## begin Extracted entries

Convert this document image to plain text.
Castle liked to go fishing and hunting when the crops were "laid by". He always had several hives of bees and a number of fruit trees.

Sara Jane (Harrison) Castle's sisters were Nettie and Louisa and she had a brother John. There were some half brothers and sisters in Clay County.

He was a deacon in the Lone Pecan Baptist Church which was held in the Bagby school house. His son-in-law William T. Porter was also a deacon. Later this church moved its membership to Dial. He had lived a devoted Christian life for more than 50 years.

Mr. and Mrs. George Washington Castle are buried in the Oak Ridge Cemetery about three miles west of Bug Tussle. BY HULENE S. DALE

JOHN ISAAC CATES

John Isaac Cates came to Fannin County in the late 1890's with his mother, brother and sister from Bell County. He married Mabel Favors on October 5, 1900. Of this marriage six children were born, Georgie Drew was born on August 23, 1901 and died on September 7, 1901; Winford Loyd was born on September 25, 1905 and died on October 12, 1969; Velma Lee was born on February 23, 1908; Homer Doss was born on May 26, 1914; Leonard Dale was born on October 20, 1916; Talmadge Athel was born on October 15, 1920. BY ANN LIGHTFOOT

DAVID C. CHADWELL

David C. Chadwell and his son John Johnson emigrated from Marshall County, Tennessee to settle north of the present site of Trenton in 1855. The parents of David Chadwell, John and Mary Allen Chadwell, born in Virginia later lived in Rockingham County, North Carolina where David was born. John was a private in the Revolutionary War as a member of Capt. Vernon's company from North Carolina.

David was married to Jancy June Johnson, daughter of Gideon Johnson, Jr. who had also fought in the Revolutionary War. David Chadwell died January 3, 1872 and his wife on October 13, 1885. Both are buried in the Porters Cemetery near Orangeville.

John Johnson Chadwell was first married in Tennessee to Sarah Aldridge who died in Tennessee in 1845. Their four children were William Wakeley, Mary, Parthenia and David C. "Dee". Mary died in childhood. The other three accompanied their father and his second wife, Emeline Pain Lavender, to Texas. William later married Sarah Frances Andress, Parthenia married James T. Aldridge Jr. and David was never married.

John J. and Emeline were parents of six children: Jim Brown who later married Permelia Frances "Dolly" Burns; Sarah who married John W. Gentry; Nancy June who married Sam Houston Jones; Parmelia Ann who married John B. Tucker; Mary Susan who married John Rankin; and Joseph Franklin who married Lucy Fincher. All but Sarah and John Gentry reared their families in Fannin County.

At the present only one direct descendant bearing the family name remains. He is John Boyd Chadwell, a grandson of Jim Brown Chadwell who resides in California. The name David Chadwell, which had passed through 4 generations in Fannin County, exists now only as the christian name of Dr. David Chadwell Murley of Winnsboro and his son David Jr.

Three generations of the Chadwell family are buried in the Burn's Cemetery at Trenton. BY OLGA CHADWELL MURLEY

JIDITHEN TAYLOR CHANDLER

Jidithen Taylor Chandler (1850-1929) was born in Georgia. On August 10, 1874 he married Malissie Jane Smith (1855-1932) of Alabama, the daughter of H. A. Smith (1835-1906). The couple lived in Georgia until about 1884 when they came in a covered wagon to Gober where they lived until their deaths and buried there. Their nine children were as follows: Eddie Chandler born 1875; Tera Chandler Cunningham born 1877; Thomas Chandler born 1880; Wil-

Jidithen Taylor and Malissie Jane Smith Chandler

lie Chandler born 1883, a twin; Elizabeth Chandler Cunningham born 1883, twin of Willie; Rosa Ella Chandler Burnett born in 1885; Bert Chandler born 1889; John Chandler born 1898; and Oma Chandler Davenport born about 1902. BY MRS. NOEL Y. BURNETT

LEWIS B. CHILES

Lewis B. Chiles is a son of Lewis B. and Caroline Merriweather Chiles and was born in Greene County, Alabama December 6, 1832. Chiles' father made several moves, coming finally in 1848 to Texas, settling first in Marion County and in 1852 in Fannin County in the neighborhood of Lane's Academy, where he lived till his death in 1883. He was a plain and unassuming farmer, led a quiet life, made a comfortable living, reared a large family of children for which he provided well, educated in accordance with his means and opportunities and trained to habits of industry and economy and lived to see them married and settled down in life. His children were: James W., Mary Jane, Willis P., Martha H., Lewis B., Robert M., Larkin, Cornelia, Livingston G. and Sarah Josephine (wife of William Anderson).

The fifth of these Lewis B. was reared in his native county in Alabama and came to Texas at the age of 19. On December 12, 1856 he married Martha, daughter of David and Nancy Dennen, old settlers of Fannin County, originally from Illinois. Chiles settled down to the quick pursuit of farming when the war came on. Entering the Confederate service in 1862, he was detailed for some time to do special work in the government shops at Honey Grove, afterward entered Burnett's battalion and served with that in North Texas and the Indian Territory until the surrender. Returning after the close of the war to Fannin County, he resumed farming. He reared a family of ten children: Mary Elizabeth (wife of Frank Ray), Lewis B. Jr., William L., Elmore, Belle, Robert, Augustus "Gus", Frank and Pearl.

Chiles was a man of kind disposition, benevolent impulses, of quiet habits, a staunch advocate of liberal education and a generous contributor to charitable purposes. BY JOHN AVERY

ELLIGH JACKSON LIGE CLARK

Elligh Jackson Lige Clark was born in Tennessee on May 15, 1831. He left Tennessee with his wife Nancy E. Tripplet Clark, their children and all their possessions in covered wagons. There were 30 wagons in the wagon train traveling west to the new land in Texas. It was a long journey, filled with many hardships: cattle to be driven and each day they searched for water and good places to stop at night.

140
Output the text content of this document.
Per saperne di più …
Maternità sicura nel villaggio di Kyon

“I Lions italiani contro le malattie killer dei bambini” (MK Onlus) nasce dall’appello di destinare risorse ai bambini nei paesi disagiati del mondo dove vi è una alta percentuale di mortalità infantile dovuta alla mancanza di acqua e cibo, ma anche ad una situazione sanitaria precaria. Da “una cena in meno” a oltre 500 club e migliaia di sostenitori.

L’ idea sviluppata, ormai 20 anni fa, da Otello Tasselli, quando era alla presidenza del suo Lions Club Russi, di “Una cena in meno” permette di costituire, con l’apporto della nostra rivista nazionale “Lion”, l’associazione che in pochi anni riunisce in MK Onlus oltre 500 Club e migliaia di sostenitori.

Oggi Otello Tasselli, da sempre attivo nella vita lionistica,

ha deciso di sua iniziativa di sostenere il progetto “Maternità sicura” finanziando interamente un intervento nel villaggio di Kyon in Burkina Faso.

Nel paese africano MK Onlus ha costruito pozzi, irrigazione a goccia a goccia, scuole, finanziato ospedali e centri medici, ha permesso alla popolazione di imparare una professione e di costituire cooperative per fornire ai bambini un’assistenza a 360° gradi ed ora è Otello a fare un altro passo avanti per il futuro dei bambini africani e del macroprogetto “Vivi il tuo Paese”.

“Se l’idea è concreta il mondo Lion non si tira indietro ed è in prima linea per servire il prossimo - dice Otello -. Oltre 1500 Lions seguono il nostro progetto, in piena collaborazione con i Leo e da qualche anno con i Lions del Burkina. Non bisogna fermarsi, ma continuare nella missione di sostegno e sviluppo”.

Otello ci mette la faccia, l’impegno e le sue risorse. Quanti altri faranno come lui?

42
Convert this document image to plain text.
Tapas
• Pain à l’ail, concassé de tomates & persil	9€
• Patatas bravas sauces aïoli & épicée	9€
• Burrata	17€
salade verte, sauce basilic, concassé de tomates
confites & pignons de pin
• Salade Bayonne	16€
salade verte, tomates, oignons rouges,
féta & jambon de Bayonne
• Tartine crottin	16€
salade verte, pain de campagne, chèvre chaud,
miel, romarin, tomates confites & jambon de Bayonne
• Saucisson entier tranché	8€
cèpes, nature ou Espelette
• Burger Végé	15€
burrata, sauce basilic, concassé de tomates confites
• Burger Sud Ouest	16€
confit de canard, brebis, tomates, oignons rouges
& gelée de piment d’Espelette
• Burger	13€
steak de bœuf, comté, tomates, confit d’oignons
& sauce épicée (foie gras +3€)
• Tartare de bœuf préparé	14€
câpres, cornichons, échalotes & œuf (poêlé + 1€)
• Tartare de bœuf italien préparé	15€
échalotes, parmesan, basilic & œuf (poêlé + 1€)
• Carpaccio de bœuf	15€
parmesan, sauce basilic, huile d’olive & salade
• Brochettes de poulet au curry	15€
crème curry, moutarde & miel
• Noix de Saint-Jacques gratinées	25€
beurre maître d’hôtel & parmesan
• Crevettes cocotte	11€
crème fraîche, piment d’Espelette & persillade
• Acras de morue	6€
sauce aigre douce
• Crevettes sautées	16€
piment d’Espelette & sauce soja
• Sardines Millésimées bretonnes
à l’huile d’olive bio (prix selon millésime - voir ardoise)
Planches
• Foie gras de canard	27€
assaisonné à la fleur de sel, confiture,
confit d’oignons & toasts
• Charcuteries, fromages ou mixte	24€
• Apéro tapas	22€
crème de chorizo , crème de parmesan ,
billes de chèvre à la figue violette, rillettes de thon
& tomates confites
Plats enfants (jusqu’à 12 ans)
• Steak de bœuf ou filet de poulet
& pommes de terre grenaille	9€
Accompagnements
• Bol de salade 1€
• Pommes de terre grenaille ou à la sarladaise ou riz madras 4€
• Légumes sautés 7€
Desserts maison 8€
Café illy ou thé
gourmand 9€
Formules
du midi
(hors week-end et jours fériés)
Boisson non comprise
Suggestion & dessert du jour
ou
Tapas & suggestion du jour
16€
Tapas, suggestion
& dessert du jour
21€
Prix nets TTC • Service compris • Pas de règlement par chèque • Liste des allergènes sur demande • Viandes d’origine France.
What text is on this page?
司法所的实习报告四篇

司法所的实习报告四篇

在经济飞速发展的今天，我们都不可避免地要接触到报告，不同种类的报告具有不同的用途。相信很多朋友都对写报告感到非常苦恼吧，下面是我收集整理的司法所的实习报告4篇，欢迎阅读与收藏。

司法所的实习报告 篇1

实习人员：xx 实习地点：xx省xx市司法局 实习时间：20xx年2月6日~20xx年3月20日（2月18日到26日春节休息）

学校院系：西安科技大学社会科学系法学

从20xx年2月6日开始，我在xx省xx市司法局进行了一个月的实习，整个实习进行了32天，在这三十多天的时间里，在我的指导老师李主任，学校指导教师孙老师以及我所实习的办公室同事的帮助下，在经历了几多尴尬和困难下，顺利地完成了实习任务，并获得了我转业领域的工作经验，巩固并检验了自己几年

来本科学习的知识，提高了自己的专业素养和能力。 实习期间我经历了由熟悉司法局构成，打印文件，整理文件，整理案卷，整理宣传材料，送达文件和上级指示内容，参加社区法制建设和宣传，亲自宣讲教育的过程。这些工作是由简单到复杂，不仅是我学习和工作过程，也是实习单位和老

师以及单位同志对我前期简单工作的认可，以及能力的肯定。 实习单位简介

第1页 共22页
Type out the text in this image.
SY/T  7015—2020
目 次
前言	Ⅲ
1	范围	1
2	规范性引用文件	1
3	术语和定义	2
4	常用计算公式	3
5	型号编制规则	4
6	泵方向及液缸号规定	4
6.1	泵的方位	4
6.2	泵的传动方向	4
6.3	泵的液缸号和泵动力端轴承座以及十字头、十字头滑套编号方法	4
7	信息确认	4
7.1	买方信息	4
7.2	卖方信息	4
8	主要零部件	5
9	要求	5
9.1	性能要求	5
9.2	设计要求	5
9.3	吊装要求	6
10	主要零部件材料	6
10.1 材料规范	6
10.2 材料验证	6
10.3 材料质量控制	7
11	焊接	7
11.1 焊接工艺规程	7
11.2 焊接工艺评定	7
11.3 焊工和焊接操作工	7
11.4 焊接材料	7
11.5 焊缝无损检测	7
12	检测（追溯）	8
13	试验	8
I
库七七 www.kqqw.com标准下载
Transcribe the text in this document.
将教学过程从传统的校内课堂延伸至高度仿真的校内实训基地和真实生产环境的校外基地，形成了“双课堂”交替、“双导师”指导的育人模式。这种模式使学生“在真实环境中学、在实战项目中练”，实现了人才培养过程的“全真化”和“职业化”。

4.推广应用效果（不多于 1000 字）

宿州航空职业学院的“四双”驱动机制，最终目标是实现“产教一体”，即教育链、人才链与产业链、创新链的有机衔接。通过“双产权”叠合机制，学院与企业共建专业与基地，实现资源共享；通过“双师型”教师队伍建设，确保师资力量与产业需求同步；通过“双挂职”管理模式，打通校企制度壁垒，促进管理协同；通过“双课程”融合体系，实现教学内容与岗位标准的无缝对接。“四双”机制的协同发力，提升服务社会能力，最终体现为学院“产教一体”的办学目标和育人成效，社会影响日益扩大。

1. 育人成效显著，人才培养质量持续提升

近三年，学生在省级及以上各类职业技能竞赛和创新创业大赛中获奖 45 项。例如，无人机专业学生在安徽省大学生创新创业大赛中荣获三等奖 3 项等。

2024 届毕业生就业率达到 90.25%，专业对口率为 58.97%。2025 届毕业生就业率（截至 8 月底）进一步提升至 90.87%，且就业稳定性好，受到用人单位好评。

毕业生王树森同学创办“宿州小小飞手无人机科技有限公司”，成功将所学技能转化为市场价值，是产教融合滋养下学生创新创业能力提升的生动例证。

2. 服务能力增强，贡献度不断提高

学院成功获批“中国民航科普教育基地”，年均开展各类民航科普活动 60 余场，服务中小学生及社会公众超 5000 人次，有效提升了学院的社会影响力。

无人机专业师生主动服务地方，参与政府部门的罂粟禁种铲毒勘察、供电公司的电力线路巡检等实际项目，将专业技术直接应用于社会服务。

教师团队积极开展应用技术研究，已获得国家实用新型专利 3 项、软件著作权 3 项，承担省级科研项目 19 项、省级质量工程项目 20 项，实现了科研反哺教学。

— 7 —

## end Extracted entries

> **Aim**:
Copy each line in the data that holds the word "poulet".

> **Response**:
• Brochettes de poulet au curry	15€
• Steak de bœuf ou filet de poulet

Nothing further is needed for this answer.